§ **Required work**: Scan the entries below and count the lines holding the string "this". Supply only the number.

§ **Data listing**:
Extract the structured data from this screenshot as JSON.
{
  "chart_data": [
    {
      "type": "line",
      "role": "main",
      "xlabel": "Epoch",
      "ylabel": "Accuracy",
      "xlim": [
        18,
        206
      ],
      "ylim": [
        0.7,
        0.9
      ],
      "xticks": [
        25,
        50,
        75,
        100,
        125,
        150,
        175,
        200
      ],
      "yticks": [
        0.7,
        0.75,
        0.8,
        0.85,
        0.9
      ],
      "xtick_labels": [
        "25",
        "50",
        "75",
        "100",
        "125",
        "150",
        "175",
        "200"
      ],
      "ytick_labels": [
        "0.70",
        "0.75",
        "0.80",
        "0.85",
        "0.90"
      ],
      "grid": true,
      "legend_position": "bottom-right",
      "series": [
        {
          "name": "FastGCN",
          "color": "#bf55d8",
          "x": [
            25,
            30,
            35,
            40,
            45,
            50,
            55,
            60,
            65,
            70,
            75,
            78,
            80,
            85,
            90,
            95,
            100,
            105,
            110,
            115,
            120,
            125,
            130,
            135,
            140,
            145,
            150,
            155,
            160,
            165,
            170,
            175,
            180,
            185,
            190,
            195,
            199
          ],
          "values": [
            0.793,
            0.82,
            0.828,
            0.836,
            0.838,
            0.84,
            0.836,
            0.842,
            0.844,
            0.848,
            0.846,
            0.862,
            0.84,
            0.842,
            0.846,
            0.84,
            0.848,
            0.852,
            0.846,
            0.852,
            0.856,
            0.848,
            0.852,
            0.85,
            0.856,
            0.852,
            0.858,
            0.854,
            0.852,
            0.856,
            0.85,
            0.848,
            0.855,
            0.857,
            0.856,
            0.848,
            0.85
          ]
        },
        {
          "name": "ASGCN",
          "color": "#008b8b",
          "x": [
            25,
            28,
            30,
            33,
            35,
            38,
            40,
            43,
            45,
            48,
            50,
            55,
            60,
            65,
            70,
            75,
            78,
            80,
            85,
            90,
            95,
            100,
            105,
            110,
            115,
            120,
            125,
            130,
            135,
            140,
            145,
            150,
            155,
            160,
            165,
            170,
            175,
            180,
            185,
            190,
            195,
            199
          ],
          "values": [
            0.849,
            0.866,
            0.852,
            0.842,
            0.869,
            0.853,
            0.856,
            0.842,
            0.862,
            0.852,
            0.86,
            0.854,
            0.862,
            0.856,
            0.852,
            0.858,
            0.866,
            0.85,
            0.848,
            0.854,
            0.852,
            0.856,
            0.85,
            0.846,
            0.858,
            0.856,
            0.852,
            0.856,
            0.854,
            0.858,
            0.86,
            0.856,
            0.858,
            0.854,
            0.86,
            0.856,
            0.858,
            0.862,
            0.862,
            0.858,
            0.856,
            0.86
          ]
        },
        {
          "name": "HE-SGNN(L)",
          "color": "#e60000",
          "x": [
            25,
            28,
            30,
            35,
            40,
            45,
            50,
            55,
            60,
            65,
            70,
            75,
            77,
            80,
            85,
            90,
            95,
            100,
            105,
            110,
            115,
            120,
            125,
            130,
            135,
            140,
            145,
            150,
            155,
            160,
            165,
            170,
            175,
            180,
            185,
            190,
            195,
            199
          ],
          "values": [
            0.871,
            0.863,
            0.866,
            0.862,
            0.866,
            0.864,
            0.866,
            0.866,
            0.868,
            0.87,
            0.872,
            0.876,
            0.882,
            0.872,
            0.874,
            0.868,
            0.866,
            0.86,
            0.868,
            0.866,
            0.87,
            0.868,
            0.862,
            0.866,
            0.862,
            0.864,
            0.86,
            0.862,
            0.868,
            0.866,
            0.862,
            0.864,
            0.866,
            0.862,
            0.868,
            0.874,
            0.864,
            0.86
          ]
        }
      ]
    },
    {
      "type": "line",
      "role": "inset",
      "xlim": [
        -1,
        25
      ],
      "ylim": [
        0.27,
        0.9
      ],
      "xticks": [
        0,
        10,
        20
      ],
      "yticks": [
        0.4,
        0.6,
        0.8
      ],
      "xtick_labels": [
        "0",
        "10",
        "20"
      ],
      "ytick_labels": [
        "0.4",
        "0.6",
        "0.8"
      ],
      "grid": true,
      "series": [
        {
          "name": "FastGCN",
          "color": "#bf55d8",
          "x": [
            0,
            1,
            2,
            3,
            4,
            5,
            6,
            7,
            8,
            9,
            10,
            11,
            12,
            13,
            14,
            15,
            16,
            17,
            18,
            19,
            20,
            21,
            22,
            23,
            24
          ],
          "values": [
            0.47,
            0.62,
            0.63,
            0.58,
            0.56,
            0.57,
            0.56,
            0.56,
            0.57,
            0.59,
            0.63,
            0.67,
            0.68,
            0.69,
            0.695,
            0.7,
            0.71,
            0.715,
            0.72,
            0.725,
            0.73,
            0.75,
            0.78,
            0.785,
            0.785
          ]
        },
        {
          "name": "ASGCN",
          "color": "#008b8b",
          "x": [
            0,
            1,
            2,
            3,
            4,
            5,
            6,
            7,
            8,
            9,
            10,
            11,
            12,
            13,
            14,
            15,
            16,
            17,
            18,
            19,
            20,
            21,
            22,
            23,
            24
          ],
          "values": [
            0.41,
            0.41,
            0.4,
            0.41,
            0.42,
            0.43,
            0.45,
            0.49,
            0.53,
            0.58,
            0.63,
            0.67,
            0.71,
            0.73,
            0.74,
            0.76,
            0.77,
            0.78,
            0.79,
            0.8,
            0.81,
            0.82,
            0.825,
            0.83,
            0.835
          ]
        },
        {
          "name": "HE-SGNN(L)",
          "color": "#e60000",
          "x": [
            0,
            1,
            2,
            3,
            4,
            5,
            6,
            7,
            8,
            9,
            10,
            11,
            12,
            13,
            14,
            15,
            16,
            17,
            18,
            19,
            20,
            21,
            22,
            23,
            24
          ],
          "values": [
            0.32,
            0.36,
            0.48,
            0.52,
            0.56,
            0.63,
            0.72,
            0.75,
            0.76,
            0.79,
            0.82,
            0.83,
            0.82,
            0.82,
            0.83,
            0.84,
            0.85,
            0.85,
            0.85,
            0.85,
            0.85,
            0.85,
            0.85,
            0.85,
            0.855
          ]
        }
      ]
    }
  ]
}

* * *

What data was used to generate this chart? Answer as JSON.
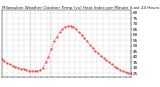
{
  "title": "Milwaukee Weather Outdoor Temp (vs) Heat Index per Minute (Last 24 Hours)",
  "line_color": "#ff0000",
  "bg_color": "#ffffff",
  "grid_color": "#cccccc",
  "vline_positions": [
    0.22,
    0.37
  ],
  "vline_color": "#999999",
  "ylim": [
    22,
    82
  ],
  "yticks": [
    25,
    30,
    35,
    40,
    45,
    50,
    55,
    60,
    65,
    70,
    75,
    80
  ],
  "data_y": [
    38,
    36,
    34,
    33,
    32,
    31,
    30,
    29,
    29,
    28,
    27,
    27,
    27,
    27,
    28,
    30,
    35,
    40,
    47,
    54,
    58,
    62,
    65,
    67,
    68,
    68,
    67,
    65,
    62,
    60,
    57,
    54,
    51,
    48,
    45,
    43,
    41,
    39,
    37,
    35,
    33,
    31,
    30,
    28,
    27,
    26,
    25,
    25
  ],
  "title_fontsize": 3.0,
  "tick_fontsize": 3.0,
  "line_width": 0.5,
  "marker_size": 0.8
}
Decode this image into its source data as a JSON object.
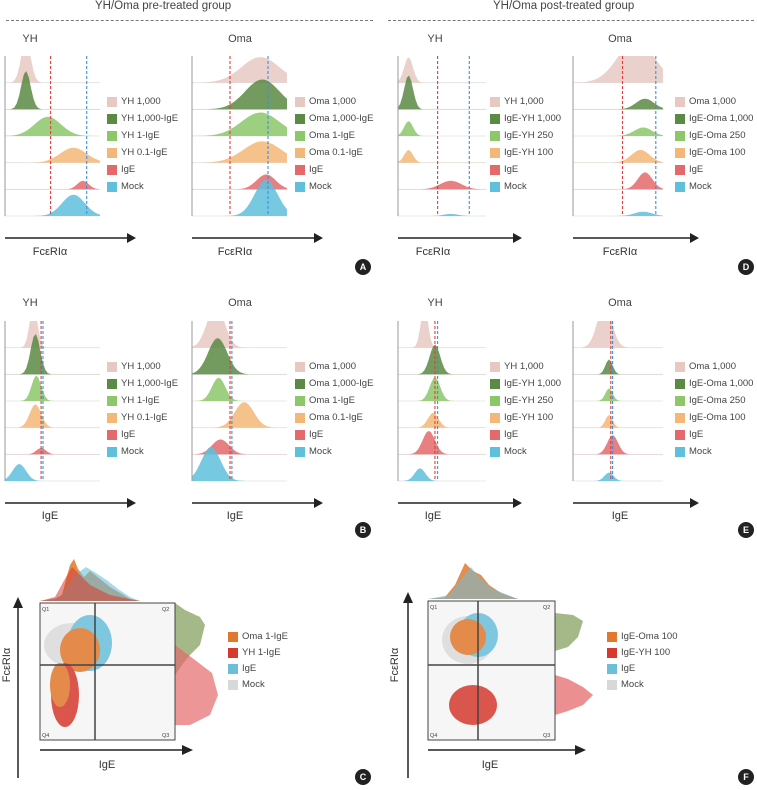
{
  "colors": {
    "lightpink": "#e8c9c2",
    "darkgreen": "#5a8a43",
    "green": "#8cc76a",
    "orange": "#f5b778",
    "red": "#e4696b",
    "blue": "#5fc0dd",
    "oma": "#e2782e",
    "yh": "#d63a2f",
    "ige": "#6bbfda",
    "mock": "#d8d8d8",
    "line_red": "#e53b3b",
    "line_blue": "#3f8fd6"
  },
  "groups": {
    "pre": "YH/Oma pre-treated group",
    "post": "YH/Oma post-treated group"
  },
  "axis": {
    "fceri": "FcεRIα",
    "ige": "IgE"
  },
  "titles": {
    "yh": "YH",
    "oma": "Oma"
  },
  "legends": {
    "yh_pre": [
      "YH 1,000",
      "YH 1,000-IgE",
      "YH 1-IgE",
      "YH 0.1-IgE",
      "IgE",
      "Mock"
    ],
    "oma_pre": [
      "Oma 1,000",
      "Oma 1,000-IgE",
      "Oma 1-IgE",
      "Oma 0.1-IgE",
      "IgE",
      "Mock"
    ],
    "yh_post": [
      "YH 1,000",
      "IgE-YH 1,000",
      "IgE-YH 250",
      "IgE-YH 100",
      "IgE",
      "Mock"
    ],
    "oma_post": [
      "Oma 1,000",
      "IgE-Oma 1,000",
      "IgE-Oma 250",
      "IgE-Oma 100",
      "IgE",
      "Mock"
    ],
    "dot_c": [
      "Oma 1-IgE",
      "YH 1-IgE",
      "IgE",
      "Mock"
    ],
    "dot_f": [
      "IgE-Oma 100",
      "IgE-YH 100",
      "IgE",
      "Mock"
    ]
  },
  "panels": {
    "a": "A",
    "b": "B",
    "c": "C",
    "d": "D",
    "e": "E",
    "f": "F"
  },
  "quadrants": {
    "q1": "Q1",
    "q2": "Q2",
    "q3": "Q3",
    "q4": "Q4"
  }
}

§ **The answer**: 3